## [What to do]
Records follow. Copy every line with "color".

## [Task inputs]

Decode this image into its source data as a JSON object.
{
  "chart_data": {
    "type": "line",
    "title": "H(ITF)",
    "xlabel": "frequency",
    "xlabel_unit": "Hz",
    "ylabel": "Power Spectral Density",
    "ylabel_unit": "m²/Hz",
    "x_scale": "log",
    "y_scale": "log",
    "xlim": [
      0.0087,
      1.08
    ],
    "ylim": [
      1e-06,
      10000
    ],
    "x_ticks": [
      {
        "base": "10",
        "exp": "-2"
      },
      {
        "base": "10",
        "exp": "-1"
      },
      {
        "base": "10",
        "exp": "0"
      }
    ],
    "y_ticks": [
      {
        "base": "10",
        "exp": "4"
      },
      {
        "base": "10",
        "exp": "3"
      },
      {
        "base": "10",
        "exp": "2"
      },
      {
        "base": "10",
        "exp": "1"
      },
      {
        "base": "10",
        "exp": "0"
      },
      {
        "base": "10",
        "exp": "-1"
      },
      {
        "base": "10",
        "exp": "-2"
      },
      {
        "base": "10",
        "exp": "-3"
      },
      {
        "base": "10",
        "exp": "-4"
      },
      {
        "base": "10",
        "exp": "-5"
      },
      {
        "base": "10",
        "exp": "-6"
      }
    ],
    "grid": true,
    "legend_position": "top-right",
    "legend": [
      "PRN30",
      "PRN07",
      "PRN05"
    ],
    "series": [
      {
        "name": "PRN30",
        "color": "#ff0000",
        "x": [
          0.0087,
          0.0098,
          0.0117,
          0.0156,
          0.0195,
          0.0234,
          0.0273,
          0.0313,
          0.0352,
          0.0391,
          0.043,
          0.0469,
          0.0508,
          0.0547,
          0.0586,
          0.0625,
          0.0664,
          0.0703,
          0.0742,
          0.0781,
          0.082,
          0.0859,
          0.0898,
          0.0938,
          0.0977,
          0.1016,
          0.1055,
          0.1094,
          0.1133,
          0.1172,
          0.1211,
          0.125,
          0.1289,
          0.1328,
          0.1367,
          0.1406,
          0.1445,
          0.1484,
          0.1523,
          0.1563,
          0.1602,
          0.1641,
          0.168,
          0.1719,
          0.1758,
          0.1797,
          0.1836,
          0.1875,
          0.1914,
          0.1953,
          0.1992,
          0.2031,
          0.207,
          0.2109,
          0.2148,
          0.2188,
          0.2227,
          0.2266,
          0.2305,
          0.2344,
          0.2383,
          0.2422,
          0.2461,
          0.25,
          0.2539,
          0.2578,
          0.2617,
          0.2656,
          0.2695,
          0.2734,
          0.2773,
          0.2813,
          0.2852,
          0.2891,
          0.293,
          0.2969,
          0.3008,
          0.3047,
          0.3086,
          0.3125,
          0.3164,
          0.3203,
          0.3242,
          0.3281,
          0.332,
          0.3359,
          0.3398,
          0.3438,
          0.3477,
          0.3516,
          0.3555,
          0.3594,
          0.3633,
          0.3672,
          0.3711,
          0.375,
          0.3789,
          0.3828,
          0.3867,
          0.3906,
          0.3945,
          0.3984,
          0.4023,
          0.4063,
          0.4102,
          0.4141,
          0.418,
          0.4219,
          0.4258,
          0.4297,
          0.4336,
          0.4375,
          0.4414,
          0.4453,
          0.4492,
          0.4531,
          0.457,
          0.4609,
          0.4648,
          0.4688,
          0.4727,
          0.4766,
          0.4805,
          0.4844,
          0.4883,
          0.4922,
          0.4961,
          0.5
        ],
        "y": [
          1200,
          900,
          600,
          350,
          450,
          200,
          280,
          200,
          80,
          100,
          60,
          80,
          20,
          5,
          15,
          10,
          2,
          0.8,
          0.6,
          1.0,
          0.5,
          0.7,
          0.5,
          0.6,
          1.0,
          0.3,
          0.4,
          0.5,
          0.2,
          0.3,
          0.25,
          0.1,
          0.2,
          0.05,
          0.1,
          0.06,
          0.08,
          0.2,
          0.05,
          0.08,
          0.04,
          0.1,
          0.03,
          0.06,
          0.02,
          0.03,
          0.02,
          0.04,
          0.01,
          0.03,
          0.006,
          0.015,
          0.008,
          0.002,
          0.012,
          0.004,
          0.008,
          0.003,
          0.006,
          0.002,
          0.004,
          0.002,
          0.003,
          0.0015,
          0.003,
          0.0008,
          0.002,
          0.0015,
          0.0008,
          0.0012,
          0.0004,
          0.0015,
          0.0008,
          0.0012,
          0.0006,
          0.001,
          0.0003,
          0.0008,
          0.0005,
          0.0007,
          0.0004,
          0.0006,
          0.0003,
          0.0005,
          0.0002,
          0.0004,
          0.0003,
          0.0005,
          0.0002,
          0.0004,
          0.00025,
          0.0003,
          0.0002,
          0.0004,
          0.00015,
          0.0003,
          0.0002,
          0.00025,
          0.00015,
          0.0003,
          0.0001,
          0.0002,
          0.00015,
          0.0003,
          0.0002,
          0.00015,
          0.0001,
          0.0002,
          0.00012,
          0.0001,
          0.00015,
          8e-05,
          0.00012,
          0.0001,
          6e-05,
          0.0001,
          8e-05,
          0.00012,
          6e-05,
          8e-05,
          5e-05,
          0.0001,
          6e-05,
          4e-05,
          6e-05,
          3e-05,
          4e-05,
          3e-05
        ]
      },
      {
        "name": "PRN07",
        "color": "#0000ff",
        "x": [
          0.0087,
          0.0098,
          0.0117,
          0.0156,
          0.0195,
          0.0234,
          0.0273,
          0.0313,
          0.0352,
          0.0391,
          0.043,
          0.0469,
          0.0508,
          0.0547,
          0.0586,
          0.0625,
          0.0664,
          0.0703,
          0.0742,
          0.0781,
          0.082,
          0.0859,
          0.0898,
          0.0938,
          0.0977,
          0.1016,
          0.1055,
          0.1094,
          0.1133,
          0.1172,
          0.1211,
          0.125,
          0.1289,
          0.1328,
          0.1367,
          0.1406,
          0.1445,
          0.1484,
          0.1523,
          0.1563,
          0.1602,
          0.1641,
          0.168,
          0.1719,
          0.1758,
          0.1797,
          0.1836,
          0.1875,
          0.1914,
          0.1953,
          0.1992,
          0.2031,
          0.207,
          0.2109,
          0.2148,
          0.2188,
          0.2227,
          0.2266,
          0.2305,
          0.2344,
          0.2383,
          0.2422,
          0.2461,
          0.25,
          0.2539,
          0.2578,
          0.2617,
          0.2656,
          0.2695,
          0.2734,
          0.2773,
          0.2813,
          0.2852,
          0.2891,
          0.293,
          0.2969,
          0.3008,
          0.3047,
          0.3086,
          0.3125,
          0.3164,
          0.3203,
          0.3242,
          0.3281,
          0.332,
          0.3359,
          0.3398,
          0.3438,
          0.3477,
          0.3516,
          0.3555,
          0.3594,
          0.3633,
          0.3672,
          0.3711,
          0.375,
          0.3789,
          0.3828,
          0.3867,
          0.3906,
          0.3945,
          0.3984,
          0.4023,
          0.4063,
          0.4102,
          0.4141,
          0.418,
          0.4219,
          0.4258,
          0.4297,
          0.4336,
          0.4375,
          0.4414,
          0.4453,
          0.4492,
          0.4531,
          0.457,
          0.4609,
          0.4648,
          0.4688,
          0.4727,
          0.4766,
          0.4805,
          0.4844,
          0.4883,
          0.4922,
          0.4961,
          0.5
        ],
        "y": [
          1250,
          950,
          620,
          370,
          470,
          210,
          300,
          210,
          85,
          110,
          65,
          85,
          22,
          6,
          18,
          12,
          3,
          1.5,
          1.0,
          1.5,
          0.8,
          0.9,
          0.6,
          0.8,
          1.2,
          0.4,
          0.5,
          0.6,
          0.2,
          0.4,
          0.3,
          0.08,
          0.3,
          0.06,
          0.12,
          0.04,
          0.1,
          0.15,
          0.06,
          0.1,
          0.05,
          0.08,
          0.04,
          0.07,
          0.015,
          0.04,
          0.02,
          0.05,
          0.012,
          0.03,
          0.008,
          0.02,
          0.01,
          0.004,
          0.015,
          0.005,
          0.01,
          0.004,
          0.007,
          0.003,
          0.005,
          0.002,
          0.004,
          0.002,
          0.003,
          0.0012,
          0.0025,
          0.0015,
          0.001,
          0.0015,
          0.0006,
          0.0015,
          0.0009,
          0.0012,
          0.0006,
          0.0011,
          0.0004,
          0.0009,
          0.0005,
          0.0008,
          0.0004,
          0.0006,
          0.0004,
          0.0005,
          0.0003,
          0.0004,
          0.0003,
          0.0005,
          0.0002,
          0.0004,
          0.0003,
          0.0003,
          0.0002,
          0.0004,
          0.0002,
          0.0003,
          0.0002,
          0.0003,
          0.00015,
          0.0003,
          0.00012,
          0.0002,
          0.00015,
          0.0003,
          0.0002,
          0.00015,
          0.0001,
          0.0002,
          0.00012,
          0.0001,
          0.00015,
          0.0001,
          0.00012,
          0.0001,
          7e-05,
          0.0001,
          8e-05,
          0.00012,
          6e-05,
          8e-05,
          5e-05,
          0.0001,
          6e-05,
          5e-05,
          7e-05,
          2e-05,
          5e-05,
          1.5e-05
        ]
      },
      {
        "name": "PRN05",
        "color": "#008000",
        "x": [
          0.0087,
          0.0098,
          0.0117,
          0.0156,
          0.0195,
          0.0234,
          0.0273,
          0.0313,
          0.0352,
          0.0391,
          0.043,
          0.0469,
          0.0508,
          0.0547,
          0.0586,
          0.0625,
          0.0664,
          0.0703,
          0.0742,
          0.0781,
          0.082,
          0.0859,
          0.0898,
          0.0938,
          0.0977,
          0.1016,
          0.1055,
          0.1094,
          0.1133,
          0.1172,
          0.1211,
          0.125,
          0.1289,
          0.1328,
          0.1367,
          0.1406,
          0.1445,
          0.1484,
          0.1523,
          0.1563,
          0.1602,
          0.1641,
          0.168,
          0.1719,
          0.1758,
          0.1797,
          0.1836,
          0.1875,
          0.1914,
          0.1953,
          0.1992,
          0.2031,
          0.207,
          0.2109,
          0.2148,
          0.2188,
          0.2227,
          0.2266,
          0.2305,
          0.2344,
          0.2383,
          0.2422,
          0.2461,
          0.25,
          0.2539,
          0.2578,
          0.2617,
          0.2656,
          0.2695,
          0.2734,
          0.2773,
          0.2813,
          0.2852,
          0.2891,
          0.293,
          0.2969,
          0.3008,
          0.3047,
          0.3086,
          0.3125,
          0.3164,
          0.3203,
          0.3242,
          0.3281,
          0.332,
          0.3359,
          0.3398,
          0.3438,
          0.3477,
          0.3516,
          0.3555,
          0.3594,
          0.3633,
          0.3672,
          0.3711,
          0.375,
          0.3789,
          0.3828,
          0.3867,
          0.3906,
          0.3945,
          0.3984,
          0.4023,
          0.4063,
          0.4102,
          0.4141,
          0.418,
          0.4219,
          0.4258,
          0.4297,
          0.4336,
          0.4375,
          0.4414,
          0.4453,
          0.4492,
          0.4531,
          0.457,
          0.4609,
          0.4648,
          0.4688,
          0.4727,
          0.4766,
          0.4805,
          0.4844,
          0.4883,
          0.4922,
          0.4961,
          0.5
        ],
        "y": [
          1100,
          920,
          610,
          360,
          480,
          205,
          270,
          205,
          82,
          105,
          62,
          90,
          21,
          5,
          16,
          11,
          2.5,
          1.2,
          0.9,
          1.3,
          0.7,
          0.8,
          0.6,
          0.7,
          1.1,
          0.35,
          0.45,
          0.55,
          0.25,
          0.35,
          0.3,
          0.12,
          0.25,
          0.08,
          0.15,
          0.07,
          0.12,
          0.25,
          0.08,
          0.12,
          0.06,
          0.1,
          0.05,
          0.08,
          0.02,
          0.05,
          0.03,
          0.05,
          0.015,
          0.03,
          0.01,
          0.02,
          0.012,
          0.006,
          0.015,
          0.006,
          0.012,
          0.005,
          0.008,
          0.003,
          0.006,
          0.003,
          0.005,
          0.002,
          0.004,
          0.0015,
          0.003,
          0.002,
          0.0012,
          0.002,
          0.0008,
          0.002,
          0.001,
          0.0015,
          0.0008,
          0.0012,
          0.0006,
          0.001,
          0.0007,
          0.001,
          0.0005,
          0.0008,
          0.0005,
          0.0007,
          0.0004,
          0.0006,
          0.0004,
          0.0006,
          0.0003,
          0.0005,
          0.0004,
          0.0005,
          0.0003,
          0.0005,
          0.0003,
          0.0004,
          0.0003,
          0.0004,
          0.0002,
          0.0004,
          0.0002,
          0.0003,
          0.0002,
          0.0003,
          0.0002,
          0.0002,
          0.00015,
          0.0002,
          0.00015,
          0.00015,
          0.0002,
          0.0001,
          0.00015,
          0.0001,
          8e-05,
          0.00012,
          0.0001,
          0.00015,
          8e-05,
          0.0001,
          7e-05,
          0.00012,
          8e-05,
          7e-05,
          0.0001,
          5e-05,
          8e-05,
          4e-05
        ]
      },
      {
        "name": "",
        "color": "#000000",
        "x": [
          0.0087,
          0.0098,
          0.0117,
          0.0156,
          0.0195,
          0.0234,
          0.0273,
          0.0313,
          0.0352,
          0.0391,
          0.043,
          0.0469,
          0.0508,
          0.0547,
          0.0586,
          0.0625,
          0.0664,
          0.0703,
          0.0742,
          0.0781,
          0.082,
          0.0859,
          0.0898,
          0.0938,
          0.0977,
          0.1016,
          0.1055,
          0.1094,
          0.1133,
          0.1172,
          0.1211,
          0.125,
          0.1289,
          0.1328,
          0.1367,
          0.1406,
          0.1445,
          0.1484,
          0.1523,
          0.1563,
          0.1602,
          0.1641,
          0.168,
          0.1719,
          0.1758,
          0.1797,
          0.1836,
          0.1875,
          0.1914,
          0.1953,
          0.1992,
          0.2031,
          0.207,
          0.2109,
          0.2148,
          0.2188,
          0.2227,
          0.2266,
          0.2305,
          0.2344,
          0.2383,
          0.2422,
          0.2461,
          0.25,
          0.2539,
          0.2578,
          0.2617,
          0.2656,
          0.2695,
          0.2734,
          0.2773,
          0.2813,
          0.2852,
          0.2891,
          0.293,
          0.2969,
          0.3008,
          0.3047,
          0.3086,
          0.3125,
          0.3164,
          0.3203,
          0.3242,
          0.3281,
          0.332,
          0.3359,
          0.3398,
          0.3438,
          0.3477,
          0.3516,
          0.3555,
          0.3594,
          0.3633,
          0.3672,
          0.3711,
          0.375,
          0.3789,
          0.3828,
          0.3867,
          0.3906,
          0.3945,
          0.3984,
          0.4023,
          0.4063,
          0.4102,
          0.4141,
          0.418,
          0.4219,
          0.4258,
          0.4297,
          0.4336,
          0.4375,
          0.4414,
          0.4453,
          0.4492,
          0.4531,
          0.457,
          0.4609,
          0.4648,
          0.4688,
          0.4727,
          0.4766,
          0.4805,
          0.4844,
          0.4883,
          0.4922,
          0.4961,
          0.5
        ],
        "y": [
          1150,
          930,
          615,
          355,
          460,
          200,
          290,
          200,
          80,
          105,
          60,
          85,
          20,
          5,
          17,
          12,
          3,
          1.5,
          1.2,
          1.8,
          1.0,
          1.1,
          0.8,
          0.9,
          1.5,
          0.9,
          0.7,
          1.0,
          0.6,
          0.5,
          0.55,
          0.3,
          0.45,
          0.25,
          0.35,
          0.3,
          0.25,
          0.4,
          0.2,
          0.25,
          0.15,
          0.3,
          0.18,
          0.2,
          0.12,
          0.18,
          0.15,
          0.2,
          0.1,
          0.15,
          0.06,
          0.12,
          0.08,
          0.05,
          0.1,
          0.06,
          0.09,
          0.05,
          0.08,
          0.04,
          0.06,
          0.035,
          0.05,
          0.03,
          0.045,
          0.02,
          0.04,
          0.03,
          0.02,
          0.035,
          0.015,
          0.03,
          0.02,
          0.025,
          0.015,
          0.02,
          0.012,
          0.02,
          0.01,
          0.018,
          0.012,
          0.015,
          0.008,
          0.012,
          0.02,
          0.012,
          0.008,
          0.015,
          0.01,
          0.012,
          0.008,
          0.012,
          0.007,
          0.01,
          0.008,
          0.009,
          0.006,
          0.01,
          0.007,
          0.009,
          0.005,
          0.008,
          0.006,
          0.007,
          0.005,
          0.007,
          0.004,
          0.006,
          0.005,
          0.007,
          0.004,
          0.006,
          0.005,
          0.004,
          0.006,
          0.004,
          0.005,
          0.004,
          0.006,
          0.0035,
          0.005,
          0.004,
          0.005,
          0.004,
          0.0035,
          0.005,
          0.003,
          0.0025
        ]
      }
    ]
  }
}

## [Answer to the task]
        "color": "#ff0000",
        "color": "#0000ff",
        "color": "#008000",
        "color": "#000000",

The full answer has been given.